**What the task requires:** Your task is to write out the complete listing exactly as it is shown.

----------

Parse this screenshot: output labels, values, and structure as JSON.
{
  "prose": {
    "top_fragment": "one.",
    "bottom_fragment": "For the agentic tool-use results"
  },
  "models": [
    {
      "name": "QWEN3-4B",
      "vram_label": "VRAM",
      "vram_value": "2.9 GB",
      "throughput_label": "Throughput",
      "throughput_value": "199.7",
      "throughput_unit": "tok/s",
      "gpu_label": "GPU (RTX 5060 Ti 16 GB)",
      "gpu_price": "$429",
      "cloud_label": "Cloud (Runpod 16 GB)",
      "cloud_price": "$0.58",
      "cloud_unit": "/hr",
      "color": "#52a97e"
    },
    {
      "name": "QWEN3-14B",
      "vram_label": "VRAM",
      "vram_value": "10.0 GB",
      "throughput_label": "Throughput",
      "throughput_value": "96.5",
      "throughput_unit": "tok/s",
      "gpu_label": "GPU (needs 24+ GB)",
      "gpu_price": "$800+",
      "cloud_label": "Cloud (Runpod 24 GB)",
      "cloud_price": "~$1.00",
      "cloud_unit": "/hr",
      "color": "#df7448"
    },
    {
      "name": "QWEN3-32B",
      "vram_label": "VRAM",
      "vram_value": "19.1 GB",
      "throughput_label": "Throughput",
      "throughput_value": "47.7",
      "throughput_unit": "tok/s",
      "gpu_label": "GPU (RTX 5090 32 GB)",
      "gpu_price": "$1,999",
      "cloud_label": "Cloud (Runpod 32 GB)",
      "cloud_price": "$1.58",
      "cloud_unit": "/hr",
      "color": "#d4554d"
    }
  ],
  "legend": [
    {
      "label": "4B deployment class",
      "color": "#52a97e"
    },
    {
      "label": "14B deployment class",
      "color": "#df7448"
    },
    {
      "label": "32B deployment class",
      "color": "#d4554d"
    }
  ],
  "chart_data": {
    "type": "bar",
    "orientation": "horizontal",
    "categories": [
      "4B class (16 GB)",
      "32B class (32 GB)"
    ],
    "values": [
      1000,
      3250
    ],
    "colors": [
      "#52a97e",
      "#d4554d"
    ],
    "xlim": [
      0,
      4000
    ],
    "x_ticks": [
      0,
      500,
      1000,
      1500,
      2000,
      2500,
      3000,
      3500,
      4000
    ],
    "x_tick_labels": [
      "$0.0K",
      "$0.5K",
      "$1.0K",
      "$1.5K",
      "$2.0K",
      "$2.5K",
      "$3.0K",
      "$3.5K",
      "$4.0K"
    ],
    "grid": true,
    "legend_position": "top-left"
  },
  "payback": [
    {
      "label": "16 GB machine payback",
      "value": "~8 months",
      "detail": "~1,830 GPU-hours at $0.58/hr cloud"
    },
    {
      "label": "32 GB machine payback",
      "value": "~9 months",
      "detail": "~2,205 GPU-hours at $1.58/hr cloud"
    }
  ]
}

----------

**Task result:**
Parse this screenshot: output labels, values, and structure as JSON.
{
  "prose": {
    "top_fragment": "one.",
    "bottom_fragment": "For the agentic tool-use results"
  },
  "models": [
    {
      "name": "QWEN3-4B",
      "vram_label": "VRAM",
      "vram_value": "2.9 GB",
      "throughput_label": "Throughput",
      "throughput_value": "199.7",
      "throughput_unit": "tok/s",
      "gpu_label": "GPU (RTX 5060 Ti 16 GB)",
      "gpu_price": "$429",
      "cloud_label": "Cloud (Runpod 16 GB)",
      "cloud_price": "$0.58",
      "cloud_unit": "/hr",
      "color": "#52a97e"
    },
    {
      "name": "QWEN3-14B",
      "vram_label": "VRAM",
      "vram_value": "10.0 GB",
      "throughput_label": "Throughput",
      "throughput_value": "96.5",
      "throughput_unit": "tok/s",
      "gpu_label": "GPU (needs 24+ GB)",
      "gpu_price": "$800+",
      "cloud_label": "Cloud (Runpod 24 GB)",
      "cloud_price": "~$1.00",
      "cloud_unit": "/hr",
      "color": "#df7448"
    },
    {
      "name": "QWEN3-32B",
      "vram_label": "VRAM",
      "vram_value": "19.1 GB",
      "throughput_label": "Throughput",
      "throughput_value": "47.7",
      "throughput_unit": "tok/s",
      "gpu_label": "GPU (RTX 5090 32 GB)",
      "gpu_price": "$1,999",
      "cloud_label": "Cloud (Runpod 32 GB)",
      "cloud_price": "$1.58",
      "cloud_unit": "/hr",
      "color": "#d4554d"
    }
  ],
  "legend": [
    {
      "label": "4B deployment class",
      "color": "#52a97e"
    },
    {
      "label": "14B deployment class",
      "color": "#df7448"
    },
    {
      "label": "32B deployment class",
      "color": "#d4554d"
    }
  ],
  "chart_data": {
    "type": "bar",
    "orientation": "horizontal",
    "categories": [
      "4B class (16 GB)",
      "32B class (32 GB)"
    ],
    "values": [
      1000,
      3250
    ],
    "colors": [
      "#52a97e",
      "#d4554d"
    ],
    "xlim": [
      0,
      4000
    ],
    "x_ticks": [
      0,
      500,
      1000,
      1500,
      2000,
      2500,
      3000,
      3500,
      4000
    ],
    "x_tick_labels": [
      "$0.0K",
      "$0.5K",
      "$1.0K",
      "$1.5K",
      "$2.0K",
      "$2.5K",
      "$3.0K",
      "$3.5K",
      "$4.0K"
    ],
    "grid": true,
    "legend_position": "top-left"
  },
  "payback": [
    {
      "label": "16 GB machine payback",
      "value": "~8 months",
      "detail": "~1,830 GPU-hours at $0.58/hr cloud"
    },
    {
      "label": "32 GB machine payback",
      "value": "~9 months",
      "detail": "~2,205 GPU-hours at $1.58/hr cloud"
    }
  ]
}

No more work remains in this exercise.